■ Work required ■
Print the entries below word for word; the pictures stay out of your copy.

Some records
_ _ _ _ _
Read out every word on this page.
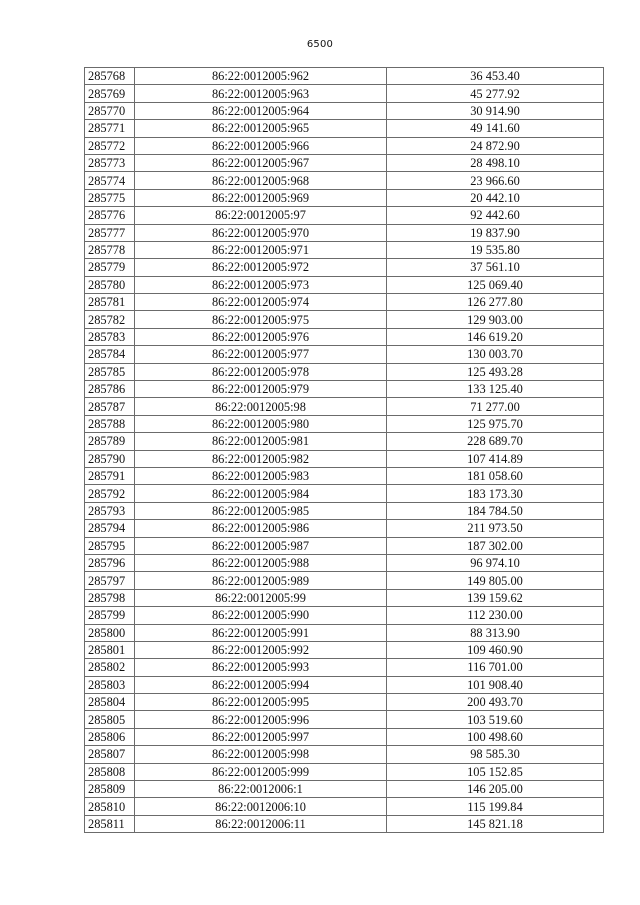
6500
285768	86:22:0012005:962	36 453.40
285769	86:22:0012005:963	45 277.92
285770	86:22:0012005:964	30 914.90
285771	86:22:0012005:965	49 141.60
285772	86:22:0012005:966	24 872.90
285773	86:22:0012005:967	28 498.10
285774	86:22:0012005:968	23 966.60
285775	86:22:0012005:969	20 442.10
285776	86:22:0012005:97	92 442.60
285777	86:22:0012005:970	19 837.90
285778	86:22:0012005:971	19 535.80
285779	86:22:0012005:972	37 561.10
285780	86:22:0012005:973	125 069.40
285781	86:22:0012005:974	126 277.80
285782	86:22:0012005:975	129 903.00
285783	86:22:0012005:976	146 619.20
285784	86:22:0012005:977	130 003.70
285785	86:22:0012005:978	125 493.28
285786	86:22:0012005:979	133 125.40
285787	86:22:0012005:98	71 277.00
285788	86:22:0012005:980	125 975.70
285789	86:22:0012005:981	228 689.70
285790	86:22:0012005:982	107 414.89
285791	86:22:0012005:983	181 058.60
285792	86:22:0012005:984	183 173.30
285793	86:22:0012005:985	184 784.50
285794	86:22:0012005:986	211 973.50
285795	86:22:0012005:987	187 302.00
285796	86:22:0012005:988	96 974.10
285797	86:22:0012005:989	149 805.00
285798	86:22:0012005:99	139 159.62
285799	86:22:0012005:990	112 230.00
285800	86:22:0012005:991	88 313.90
285801	86:22:0012005:992	109 460.90
285802	86:22:0012005:993	116 701.00
285803	86:22:0012005:994	101 908.40
285804	86:22:0012005:995	200 493.70
285805	86:22:0012005:996	103 519.60
285806	86:22:0012005:997	100 498.60
285807	86:22:0012005:998	98 585.30
285808	86:22:0012005:999	105 152.85
285809	86:22:0012006:1	146 205.00
285810	86:22:0012006:10	115 199.84
285811	86:22:0012006:11	145 821.18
_ _ _ _ _
■ Completed exercise ■
Read out every word on this page.
6500
285768	86:22:0012005:962	36 453.40
285769	86:22:0012005:963	45 277.92
285770	86:22:0012005:964	30 914.90
285771	86:22:0012005:965	49 141.60
285772	86:22:0012005:966	24 872.90
285773	86:22:0012005:967	28 498.10
285774	86:22:0012005:968	23 966.60
285775	86:22:0012005:969	20 442.10
285776	86:22:0012005:97	92 442.60
285777	86:22:0012005:970	19 837.90
285778	86:22:0012005:971	19 535.80
285779	86:22:0012005:972	37 561.10
285780	86:22:0012005:973	125 069.40
285781	86:22:0012005:974	126 277.80
285782	86:22:0012005:975	129 903.00
285783	86:22:0012005:976	146 619.20
285784	86:22:0012005:977	130 003.70
285785	86:22:0012005:978	125 493.28
285786	86:22:0012005:979	133 125.40
285787	86:22:0012005:98	71 277.00
285788	86:22:0012005:980	125 975.70
285789	86:22:0012005:981	228 689.70
285790	86:22:0012005:982	107 414.89
285791	86:22:0012005:983	181 058.60
285792	86:22:0012005:984	183 173.30
285793	86:22:0012005:985	184 784.50
285794	86:22:0012005:986	211 973.50
285795	86:22:0012005:987	187 302.00
285796	86:22:0012005:988	96 974.10
285797	86:22:0012005:989	149 805.00
285798	86:22:0012005:99	139 159.62
285799	86:22:0012005:990	112 230.00
285800	86:22:0012005:991	88 313.90
285801	86:22:0012005:992	109 460.90
285802	86:22:0012005:993	116 701.00
285803	86:22:0012005:994	101 908.40
285804	86:22:0012005:995	200 493.70
285805	86:22:0012005:996	103 519.60
285806	86:22:0012005:997	100 498.60
285807	86:22:0012005:998	98 585.30
285808	86:22:0012005:999	105 152.85
285809	86:22:0012006:1	146 205.00
285810	86:22:0012006:10	115 199.84
285811	86:22:0012006:11	145 821.18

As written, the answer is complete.